╔══

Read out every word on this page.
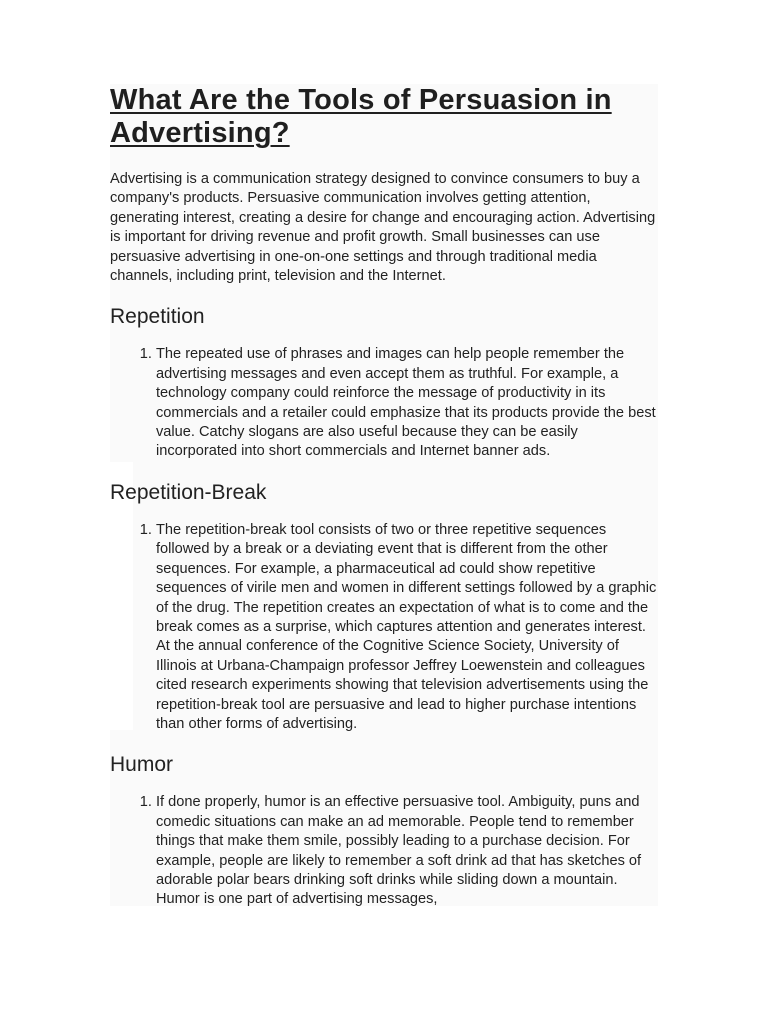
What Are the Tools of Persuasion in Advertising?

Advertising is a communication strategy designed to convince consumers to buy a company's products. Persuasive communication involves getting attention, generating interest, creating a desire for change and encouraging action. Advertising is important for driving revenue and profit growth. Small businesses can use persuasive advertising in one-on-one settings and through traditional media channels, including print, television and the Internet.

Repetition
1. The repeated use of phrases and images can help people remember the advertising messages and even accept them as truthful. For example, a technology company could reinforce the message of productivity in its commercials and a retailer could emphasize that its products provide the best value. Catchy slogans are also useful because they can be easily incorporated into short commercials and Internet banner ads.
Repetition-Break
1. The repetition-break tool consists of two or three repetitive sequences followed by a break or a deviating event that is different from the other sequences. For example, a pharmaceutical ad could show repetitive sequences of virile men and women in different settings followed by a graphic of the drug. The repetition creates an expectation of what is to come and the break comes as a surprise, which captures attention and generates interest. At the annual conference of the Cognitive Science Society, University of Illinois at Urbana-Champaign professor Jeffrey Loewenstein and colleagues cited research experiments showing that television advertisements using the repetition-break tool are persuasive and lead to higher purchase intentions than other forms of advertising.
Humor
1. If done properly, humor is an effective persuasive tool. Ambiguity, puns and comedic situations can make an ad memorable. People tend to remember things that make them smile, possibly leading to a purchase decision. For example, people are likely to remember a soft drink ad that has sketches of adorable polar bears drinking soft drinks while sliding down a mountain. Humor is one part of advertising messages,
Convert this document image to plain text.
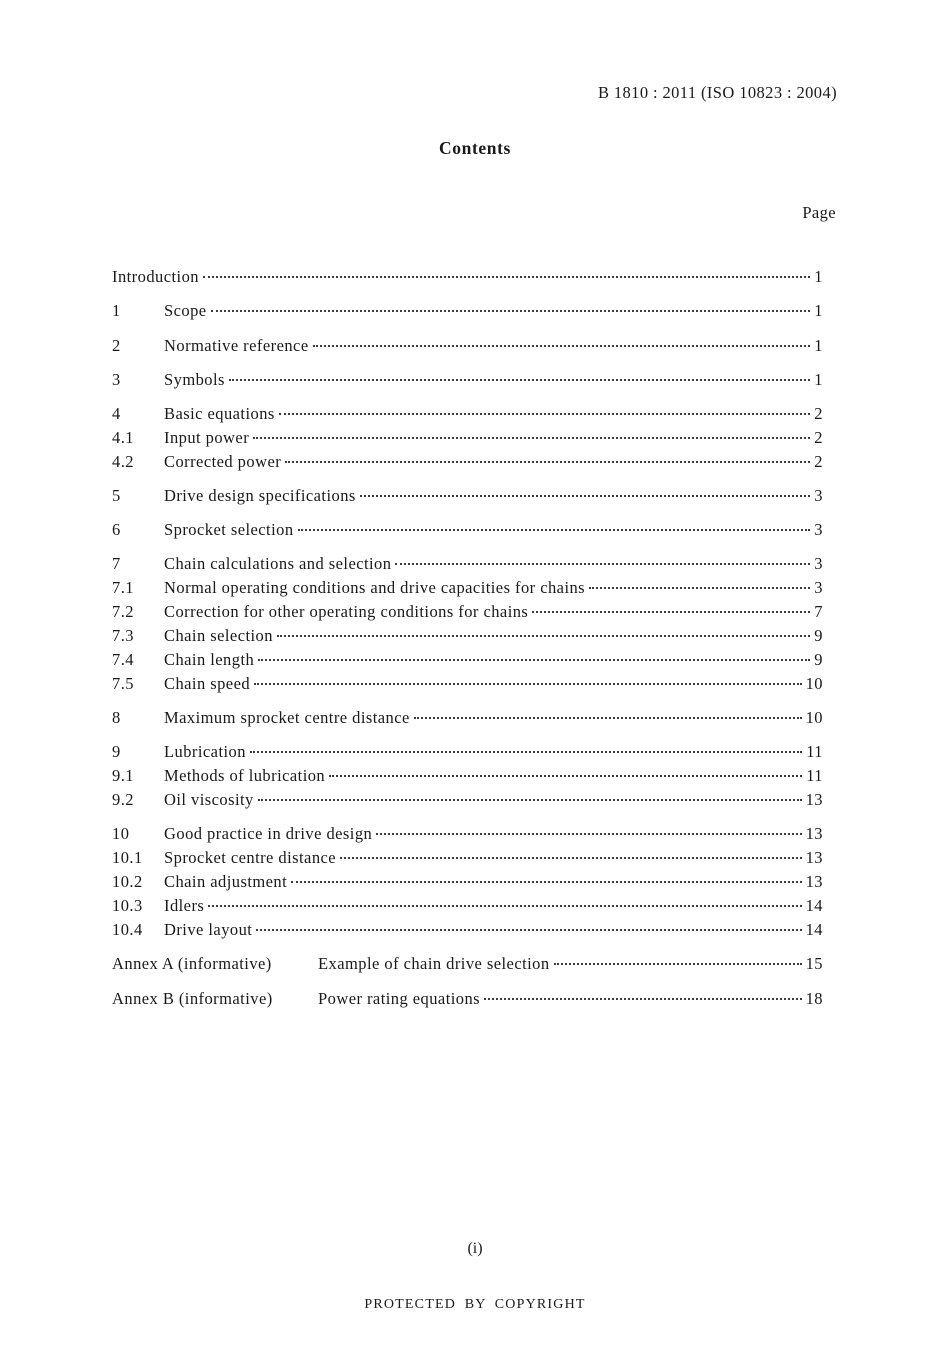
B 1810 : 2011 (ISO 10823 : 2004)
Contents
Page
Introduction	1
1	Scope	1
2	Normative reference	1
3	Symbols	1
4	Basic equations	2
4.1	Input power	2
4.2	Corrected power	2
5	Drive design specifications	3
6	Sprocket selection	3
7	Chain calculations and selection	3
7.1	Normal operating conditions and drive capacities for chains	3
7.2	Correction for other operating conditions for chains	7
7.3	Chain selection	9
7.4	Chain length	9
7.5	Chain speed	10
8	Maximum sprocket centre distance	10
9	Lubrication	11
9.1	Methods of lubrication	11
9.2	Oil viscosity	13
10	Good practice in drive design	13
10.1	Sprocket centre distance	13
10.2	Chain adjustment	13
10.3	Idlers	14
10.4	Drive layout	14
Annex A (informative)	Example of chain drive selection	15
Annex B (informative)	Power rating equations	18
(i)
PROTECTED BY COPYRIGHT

╚══

# Short problem
Without the pictures, return all the records precisely as they stand.

# Exercise result
Read out every word on this page.
What Are the Tools of Persuasion in Advertising?

Advertising is a communication strategy designed to convince consumers to buy a company's products. Persuasive communication involves getting attention, generating interest, creating a desire for change and encouraging action. Advertising is important for driving revenue and profit growth. Small businesses can use persuasive advertising in one-on-one settings and through traditional media channels, including print, television and the Internet.

Repetition
1. The repeated use of phrases and images can help people remember the advertising messages and even accept them as truthful. For example, a technology company could reinforce the message of productivity in its commercials and a retailer could emphasize that its products provide the best value. Catchy slogans are also useful because they can be easily incorporated into short commercials and Internet banner ads.
Repetition-Break
1. The repetition-break tool consists of two or three repetitive sequences followed by a break or a deviating event that is different from the other sequences. For example, a pharmaceutical ad could show repetitive sequences of virile men and women in different settings followed by a graphic of the drug. The repetition creates an expectation of what is to come and the break comes as a surprise, which captures attention and generates interest. At the annual conference of the Cognitive Science Society, University of Illinois at Urbana-Champaign professor Jeffrey Loewenstein and colleagues cited research experiments showing that television advertisements using the repetition-break tool are persuasive and lead to higher purchase intentions than other forms of advertising.
Humor
1. If done properly, humor is an effective persuasive tool. Ambiguity, puns and comedic situations can make an ad memorable. People tend to remember things that make them smile, possibly leading to a purchase decision. For example, people are likely to remember a soft drink ad that has sketches of adorable polar bears drinking soft drinks while sliding down a mountain. Humor is one part of advertising messages,
Convert this document image to plain text.
B 1810 : 2011 (ISO 10823 : 2004)
Contents
Page
Introduction	1
1	Scope	1
2	Normative reference	1
3	Symbols	1
4	Basic equations	2
4.1	Input power	2
4.2	Corrected power	2
5	Drive design specifications	3
6	Sprocket selection	3
7	Chain calculations and selection	3
7.1	Normal operating conditions and drive capacities for chains	3
7.2	Correction for other operating conditions for chains	7
7.3	Chain selection	9
7.4	Chain length	9
7.5	Chain speed	10
8	Maximum sprocket centre distance	10
9	Lubrication	11
9.1	Methods of lubrication	11
9.2	Oil viscosity	13
10	Good practice in drive design	13
10.1	Sprocket centre distance	13
10.2	Chain adjustment	13
10.3	Idlers	14
10.4	Drive layout	14
Annex A (informative)	Example of chain drive selection	15
Annex B (informative)	Power rating equations	18
(i)
PROTECTED BY COPYRIGHT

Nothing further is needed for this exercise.